--- start of DATA FOR THIS TASK ---

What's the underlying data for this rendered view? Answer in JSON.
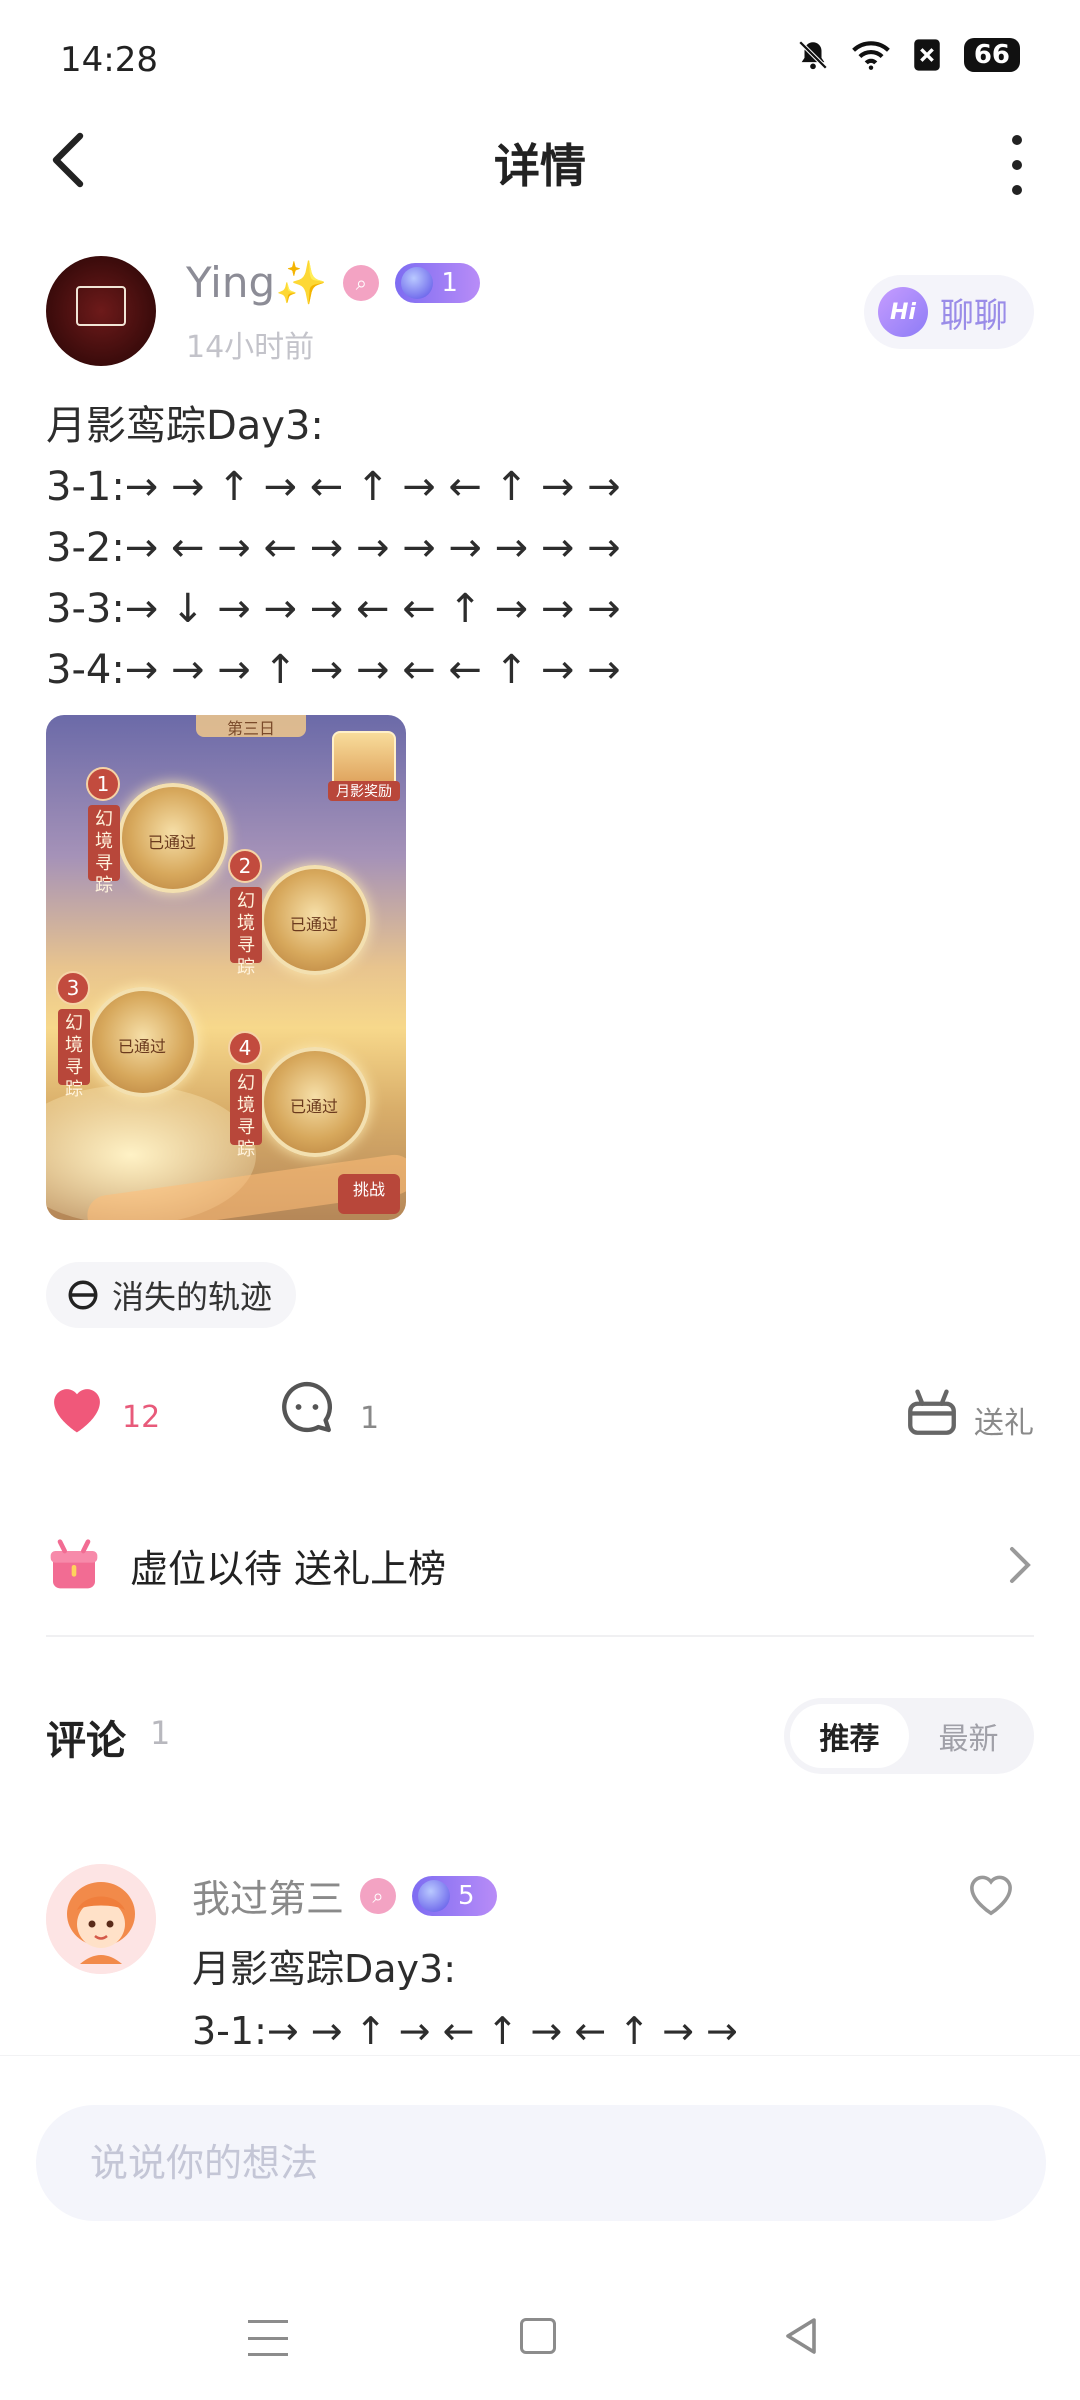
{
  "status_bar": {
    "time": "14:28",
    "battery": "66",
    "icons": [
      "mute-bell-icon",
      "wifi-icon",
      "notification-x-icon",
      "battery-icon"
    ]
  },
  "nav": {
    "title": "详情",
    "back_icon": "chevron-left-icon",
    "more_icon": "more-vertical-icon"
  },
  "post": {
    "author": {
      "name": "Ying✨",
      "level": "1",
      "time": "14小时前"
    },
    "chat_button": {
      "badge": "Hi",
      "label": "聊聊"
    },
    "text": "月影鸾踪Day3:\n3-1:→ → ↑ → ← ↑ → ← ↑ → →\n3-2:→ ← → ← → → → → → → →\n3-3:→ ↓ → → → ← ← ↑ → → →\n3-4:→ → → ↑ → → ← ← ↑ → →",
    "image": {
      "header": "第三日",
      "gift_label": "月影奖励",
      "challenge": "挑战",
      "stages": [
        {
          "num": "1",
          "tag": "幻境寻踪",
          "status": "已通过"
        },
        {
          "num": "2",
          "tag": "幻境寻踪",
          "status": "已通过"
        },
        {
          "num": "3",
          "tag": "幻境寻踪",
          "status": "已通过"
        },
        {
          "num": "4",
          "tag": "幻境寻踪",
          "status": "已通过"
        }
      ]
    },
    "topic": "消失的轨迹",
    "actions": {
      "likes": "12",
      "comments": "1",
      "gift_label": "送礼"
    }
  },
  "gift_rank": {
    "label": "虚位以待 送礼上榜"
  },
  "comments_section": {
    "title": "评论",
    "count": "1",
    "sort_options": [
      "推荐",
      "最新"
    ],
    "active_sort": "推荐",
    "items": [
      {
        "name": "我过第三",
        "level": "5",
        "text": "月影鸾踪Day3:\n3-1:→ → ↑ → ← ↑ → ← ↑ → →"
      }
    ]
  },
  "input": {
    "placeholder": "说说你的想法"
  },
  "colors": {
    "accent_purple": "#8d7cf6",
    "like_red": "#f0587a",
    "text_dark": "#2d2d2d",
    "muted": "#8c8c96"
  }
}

--- end of DATA FOR THIS TASK ---

## REQUIRED WORK
Repeat the records above exactly, leaving out the pictures.

## RESULT
What's the underlying data for this rendered view? Answer in JSON.
{
  "status_bar": {
    "time": "14:28",
    "battery": "66",
    "icons": [
      "mute-bell-icon",
      "wifi-icon",
      "notification-x-icon",
      "battery-icon"
    ]
  },
  "nav": {
    "title": "详情",
    "back_icon": "chevron-left-icon",
    "more_icon": "more-vertical-icon"
  },
  "post": {
    "author": {
      "name": "Ying✨",
      "level": "1",
      "time": "14小时前"
    },
    "chat_button": {
      "badge": "Hi",
      "label": "聊聊"
    },
    "text": "月影鸾踪Day3:\n3-1:→ → ↑ → ← ↑ → ← ↑ → →\n3-2:→ ← → ← → → → → → → →\n3-3:→ ↓ → → → ← ← ↑ → → →\n3-4:→ → → ↑ → → ← ← ↑ → →",
    "image": {
      "header": "第三日",
      "gift_label": "月影奖励",
      "challenge": "挑战",
      "stages": [
        {
          "num": "1",
          "tag": "幻境寻踪",
          "status": "已通过"
        },
        {
          "num": "2",
          "tag": "幻境寻踪",
          "status": "已通过"
        },
        {
          "num": "3",
          "tag": "幻境寻踪",
          "status": "已通过"
        },
        {
          "num": "4",
          "tag": "幻境寻踪",
          "status": "已通过"
        }
      ]
    },
    "topic": "消失的轨迹",
    "actions": {
      "likes": "12",
      "comments": "1",
      "gift_label": "送礼"
    }
  },
  "gift_rank": {
    "label": "虚位以待 送礼上榜"
  },
  "comments_section": {
    "title": "评论",
    "count": "1",
    "sort_options": [
      "推荐",
      "最新"
    ],
    "active_sort": "推荐",
    "items": [
      {
        "name": "我过第三",
        "level": "5",
        "text": "月影鸾踪Day3:\n3-1:→ → ↑ → ← ↑ → ← ↑ → →"
      }
    ]
  },
  "input": {
    "placeholder": "说说你的想法"
  },
  "colors": {
    "accent_purple": "#8d7cf6",
    "like_red": "#f0587a",
    "text_dark": "#2d2d2d",
    "muted": "#8c8c96"
  }
}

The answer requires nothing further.